Stored rows:
☆ ☆ ☆

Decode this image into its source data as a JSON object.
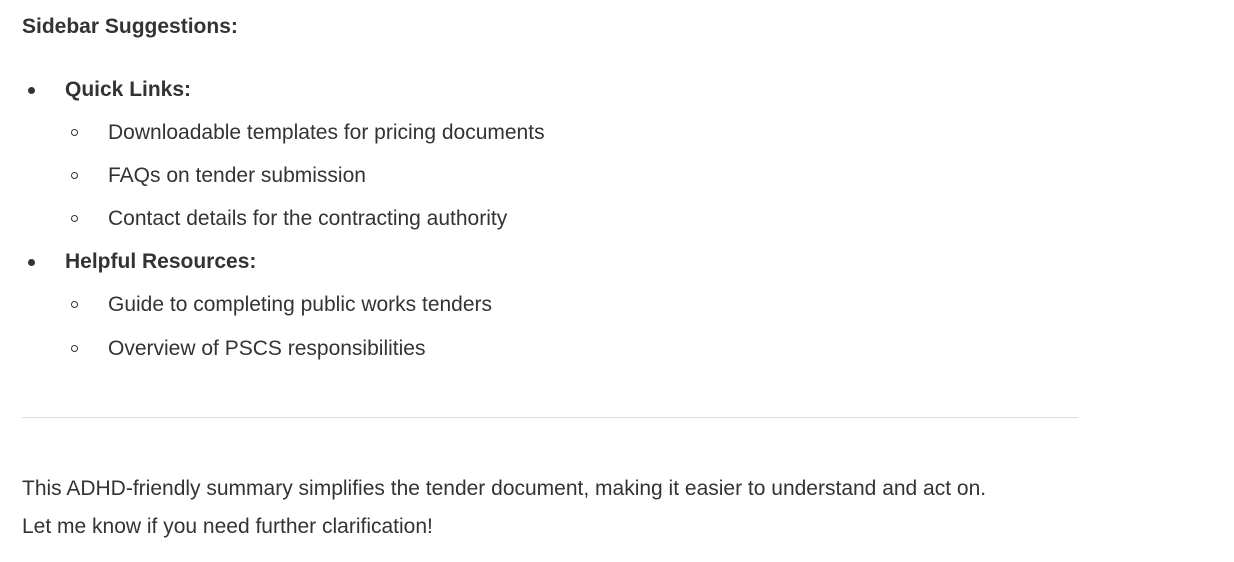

☆ ☆ ☆

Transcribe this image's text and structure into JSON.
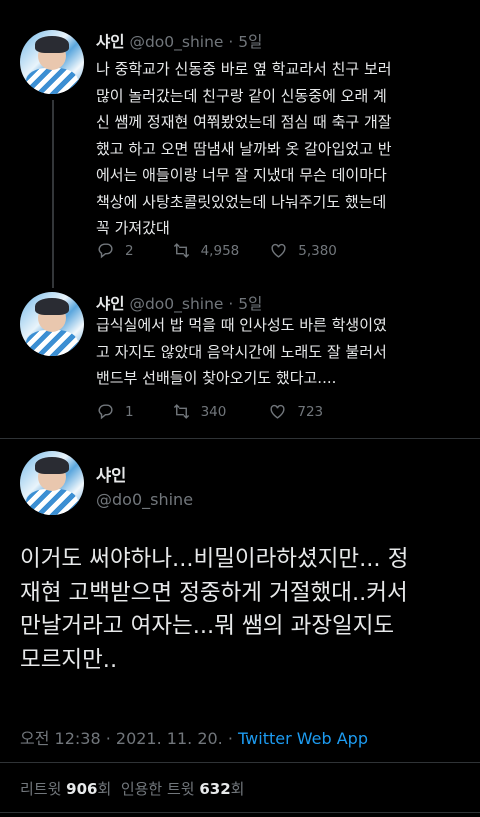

☆ ☆ ☆

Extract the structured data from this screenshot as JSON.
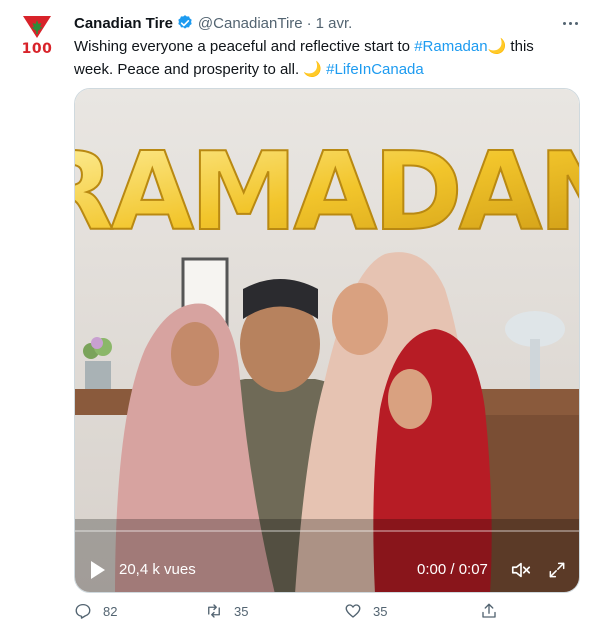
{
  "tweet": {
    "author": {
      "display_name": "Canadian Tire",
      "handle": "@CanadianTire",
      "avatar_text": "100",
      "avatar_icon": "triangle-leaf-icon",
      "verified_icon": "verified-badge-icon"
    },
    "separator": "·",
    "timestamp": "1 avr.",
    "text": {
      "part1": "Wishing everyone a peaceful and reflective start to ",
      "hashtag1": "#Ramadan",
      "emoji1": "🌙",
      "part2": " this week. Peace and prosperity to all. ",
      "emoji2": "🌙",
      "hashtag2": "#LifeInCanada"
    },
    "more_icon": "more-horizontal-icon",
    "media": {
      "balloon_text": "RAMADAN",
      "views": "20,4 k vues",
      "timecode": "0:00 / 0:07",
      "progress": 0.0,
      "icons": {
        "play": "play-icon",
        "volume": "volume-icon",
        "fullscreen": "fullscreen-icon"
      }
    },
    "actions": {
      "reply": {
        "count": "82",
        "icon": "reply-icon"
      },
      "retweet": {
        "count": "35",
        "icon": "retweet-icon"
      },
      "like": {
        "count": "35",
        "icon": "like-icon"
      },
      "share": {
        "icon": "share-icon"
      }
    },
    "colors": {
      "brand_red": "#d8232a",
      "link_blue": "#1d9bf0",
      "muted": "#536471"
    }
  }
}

☆ ☆ ☆

What the exercise asks:
Extract each line from the entries above that contains the string "into".

Task result:
Decode this image into its source data as a JSON object.
Transcribe this image's text and structure into JSON.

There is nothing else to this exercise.